**WRITTEN PROBLEM**
Restate the entire listing word for word.

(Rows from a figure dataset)
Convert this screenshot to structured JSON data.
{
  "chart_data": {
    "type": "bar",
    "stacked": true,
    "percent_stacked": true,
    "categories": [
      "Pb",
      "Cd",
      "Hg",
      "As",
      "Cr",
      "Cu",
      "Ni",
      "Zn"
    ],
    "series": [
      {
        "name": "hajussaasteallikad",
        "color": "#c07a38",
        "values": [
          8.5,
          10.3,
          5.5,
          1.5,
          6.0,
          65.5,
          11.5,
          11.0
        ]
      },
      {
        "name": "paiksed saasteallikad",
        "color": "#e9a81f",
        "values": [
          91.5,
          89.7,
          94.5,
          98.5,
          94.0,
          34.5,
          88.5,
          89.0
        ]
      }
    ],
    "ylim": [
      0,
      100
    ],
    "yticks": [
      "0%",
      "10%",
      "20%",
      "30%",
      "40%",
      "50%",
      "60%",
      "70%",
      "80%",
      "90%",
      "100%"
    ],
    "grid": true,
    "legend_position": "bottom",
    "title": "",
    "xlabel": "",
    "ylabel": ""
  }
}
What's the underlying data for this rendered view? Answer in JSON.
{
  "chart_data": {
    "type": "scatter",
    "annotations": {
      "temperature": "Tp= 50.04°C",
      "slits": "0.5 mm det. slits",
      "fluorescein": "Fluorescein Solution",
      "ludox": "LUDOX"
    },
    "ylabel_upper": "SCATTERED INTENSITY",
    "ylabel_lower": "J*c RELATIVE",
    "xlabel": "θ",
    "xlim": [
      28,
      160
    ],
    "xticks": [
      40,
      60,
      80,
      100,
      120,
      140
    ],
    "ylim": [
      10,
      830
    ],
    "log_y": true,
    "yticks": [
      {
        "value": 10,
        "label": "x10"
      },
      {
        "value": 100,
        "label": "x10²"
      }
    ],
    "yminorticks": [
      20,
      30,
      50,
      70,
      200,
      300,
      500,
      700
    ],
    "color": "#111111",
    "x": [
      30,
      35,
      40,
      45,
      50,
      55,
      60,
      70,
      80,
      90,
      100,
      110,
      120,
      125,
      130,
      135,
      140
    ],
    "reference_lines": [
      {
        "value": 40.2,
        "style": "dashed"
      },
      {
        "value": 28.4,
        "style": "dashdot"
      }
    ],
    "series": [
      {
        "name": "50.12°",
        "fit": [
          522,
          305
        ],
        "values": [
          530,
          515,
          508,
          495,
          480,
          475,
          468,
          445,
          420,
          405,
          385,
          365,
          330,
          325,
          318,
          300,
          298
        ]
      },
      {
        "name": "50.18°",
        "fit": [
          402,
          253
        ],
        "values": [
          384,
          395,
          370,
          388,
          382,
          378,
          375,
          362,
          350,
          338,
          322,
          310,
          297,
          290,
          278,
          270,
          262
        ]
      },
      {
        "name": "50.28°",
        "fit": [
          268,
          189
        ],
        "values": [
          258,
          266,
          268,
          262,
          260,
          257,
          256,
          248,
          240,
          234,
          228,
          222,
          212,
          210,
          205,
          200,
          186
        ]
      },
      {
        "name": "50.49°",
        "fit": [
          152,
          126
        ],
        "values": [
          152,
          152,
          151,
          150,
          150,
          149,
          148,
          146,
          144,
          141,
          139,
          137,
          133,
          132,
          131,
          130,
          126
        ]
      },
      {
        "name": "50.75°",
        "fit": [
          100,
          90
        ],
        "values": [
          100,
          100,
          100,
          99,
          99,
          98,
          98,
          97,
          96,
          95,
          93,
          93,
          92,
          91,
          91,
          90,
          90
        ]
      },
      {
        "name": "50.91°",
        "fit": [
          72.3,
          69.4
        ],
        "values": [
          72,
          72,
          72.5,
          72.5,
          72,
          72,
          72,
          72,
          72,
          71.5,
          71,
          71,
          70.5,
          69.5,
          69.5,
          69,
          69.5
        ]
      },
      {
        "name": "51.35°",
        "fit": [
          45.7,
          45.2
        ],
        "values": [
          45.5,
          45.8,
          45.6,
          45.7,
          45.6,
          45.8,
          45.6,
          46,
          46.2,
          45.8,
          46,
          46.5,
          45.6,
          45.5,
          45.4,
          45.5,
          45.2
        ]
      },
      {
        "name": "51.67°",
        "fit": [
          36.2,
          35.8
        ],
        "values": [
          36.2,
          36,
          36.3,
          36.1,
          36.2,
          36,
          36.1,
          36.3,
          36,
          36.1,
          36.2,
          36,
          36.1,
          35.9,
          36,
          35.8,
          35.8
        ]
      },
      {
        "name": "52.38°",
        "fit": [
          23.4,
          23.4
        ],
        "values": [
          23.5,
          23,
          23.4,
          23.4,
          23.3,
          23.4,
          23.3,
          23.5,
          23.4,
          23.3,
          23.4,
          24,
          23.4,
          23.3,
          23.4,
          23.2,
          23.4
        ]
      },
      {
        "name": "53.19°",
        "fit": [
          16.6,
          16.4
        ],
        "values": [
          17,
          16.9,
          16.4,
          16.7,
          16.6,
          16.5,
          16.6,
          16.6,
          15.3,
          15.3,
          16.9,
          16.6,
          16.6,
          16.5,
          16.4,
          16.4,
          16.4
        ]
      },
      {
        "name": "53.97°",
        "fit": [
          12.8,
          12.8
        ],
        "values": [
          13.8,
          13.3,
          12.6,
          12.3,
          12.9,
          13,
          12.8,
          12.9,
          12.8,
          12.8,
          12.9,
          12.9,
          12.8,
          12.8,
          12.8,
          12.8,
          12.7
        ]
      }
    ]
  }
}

**OUTPUT**
Convert this screenshot to structured JSON data.
{
  "chart_data": {
    "type": "bar",
    "stacked": true,
    "percent_stacked": true,
    "categories": [
      "Pb",
      "Cd",
      "Hg",
      "As",
      "Cr",
      "Cu",
      "Ni",
      "Zn"
    ],
    "series": [
      {
        "name": "hajussaasteallikad",
        "color": "#c07a38",
        "values": [
          8.5,
          10.3,
          5.5,
          1.5,
          6.0,
          65.5,
          11.5,
          11.0
        ]
      },
      {
        "name": "paiksed saasteallikad",
        "color": "#e9a81f",
        "values": [
          91.5,
          89.7,
          94.5,
          98.5,
          94.0,
          34.5,
          88.5,
          89.0
        ]
      }
    ],
    "ylim": [
      0,
      100
    ],
    "yticks": [
      "0%",
      "10%",
      "20%",
      "30%",
      "40%",
      "50%",
      "60%",
      "70%",
      "80%",
      "90%",
      "100%"
    ],
    "grid": true,
    "legend_position": "bottom",
    "title": "",
    "xlabel": "",
    "ylabel": ""
  }
}
What's the underlying data for this rendered view? Answer in JSON.
{
  "chart_data": {
    "type": "scatter",
    "annotations": {
      "temperature": "Tp= 50.04°C",
      "slits": "0.5 mm det. slits",
      "fluorescein": "Fluorescein Solution",
      "ludox": "LUDOX"
    },
    "ylabel_upper": "SCATTERED INTENSITY",
    "ylabel_lower": "J*c RELATIVE",
    "xlabel": "θ",
    "xlim": [
      28,
      160
    ],
    "xticks": [
      40,
      60,
      80,
      100,
      120,
      140
    ],
    "ylim": [
      10,
      830
    ],
    "log_y": true,
    "yticks": [
      {
        "value": 10,
        "label": "x10"
      },
      {
        "value": 100,
        "label": "x10²"
      }
    ],
    "yminorticks": [
      20,
      30,
      50,
      70,
      200,
      300,
      500,
      700
    ],
    "color": "#111111",
    "x": [
      30,
      35,
      40,
      45,
      50,
      55,
      60,
      70,
      80,
      90,
      100,
      110,
      120,
      125,
      130,
      135,
      140
    ],
    "reference_lines": [
      {
        "value": 40.2,
        "style": "dashed"
      },
      {
        "value": 28.4,
        "style": "dashdot"
      }
    ],
    "series": [
      {
        "name": "50.12°",
        "fit": [
          522,
          305
        ],
        "values": [
          530,
          515,
          508,
          495,
          480,
          475,
          468,
          445,
          420,
          405,
          385,
          365,
          330,
          325,
          318,
          300,
          298
        ]
      },
      {
        "name": "50.18°",
        "fit": [
          402,
          253
        ],
        "values": [
          384,
          395,
          370,
          388,
          382,
          378,
          375,
          362,
          350,
          338,
          322,
          310,
          297,
          290,
          278,
          270,
          262
        ]
      },
      {
        "name": "50.28°",
        "fit": [
          268,
          189
        ],
        "values": [
          258,
          266,
          268,
          262,
          260,
          257,
          256,
          248,
          240,
          234,
          228,
          222,
          212,
          210,
          205,
          200,
          186
        ]
      },
      {
        "name": "50.49°",
        "fit": [
          152,
          126
        ],
        "values": [
          152,
          152,
          151,
          150,
          150,
          149,
          148,
          146,
          144,
          141,
          139,
          137,
          133,
          132,
          131,
          130,
          126
        ]
      },
      {
        "name": "50.75°",
        "fit": [
          100,
          90
        ],
        "values": [
          100,
          100,
          100,
          99,
          99,
          98,
          98,
          97,
          96,
          95,
          93,
          93,
          92,
          91,
          91,
          90,
          90
        ]
      },
      {
        "name": "50.91°",
        "fit": [
          72.3,
          69.4
        ],
        "values": [
          72,
          72,
          72.5,
          72.5,
          72,
          72,
          72,
          72,
          72,
          71.5,
          71,
          71,
          70.5,
          69.5,
          69.5,
          69,
          69.5
        ]
      },
      {
        "name": "51.35°",
        "fit": [
          45.7,
          45.2
        ],
        "values": [
          45.5,
          45.8,
          45.6,
          45.7,
          45.6,
          45.8,
          45.6,
          46,
          46.2,
          45.8,
          46,
          46.5,
          45.6,
          45.5,
          45.4,
          45.5,
          45.2
        ]
      },
      {
        "name": "51.67°",
        "fit": [
          36.2,
          35.8
        ],
        "values": [
          36.2,
          36,
          36.3,
          36.1,
          36.2,
          36,
          36.1,
          36.3,
          36,
          36.1,
          36.2,
          36,
          36.1,
          35.9,
          36,
          35.8,
          35.8
        ]
      },
      {
        "name": "52.38°",
        "fit": [
          23.4,
          23.4
        ],
        "values": [
          23.5,
          23,
          23.4,
          23.4,
          23.3,
          23.4,
          23.3,
          23.5,
          23.4,
          23.3,
          23.4,
          24,
          23.4,
          23.3,
          23.4,
          23.2,
          23.4
        ]
      },
      {
        "name": "53.19°",
        "fit": [
          16.6,
          16.4
        ],
        "values": [
          17,
          16.9,
          16.4,
          16.7,
          16.6,
          16.5,
          16.6,
          16.6,
          15.3,
          15.3,
          16.9,
          16.6,
          16.6,
          16.5,
          16.4,
          16.4,
          16.4
        ]
      },
      {
        "name": "53.97°",
        "fit": [
          12.8,
          12.8
        ],
        "values": [
          13.8,
          13.3,
          12.6,
          12.3,
          12.9,
          13,
          12.8,
          12.9,
          12.8,
          12.8,
          12.9,
          12.9,
          12.8,
          12.8,
          12.8,
          12.8,
          12.7
        ]
      }
    ]
  }
}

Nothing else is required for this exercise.